DATA RECORDS:
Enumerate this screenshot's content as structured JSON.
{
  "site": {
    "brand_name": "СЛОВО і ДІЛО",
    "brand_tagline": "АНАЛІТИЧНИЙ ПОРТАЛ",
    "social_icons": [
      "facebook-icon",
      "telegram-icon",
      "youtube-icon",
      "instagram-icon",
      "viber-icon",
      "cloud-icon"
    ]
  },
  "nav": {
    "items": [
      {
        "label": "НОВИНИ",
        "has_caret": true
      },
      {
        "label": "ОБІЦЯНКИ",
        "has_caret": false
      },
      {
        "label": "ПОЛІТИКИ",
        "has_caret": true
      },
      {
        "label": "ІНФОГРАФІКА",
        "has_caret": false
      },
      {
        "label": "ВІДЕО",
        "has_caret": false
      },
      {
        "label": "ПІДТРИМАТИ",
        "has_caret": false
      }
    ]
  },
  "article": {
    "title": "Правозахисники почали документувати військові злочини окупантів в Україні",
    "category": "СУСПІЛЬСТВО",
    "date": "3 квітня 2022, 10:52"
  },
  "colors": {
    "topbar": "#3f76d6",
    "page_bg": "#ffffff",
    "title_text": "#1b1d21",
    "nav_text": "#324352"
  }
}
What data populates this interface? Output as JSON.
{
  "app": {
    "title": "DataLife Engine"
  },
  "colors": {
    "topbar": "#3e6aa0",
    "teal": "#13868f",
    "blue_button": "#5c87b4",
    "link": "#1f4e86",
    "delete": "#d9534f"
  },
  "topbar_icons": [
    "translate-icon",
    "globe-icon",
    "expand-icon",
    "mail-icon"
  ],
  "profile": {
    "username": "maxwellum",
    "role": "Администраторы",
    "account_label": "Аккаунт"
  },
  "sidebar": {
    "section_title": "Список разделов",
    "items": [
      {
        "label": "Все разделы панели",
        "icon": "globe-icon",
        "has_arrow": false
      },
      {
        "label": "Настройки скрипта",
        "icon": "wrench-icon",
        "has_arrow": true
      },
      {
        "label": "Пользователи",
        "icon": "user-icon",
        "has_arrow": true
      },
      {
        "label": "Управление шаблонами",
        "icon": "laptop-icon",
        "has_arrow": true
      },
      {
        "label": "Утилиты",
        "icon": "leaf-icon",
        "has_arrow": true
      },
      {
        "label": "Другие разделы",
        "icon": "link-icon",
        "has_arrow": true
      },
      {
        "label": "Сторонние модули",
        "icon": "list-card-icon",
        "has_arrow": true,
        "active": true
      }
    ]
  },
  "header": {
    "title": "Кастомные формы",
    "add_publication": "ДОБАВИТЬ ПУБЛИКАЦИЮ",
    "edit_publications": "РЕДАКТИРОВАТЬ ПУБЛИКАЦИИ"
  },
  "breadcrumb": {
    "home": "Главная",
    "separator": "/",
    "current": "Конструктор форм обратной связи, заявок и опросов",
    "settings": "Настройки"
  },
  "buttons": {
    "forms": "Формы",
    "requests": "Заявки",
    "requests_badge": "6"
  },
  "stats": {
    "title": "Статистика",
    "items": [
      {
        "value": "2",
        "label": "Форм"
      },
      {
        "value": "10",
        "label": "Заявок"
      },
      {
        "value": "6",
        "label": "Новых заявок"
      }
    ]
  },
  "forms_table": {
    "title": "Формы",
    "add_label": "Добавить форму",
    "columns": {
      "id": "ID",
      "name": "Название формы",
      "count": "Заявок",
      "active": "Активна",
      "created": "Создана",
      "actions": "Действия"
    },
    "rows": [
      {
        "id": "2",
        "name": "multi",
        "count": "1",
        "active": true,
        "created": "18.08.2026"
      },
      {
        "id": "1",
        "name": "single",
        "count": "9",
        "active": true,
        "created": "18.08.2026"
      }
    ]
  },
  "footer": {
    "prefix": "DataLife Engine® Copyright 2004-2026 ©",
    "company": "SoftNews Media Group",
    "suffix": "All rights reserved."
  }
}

GIVEN TASK: Search the data above for the string "Engine" and copy each line that has it.

RESPONSE TO THE TASK:
    "title": "DataLife Engine"
    "prefix": "DataLife Engine® Copyright 2004-2026 ©",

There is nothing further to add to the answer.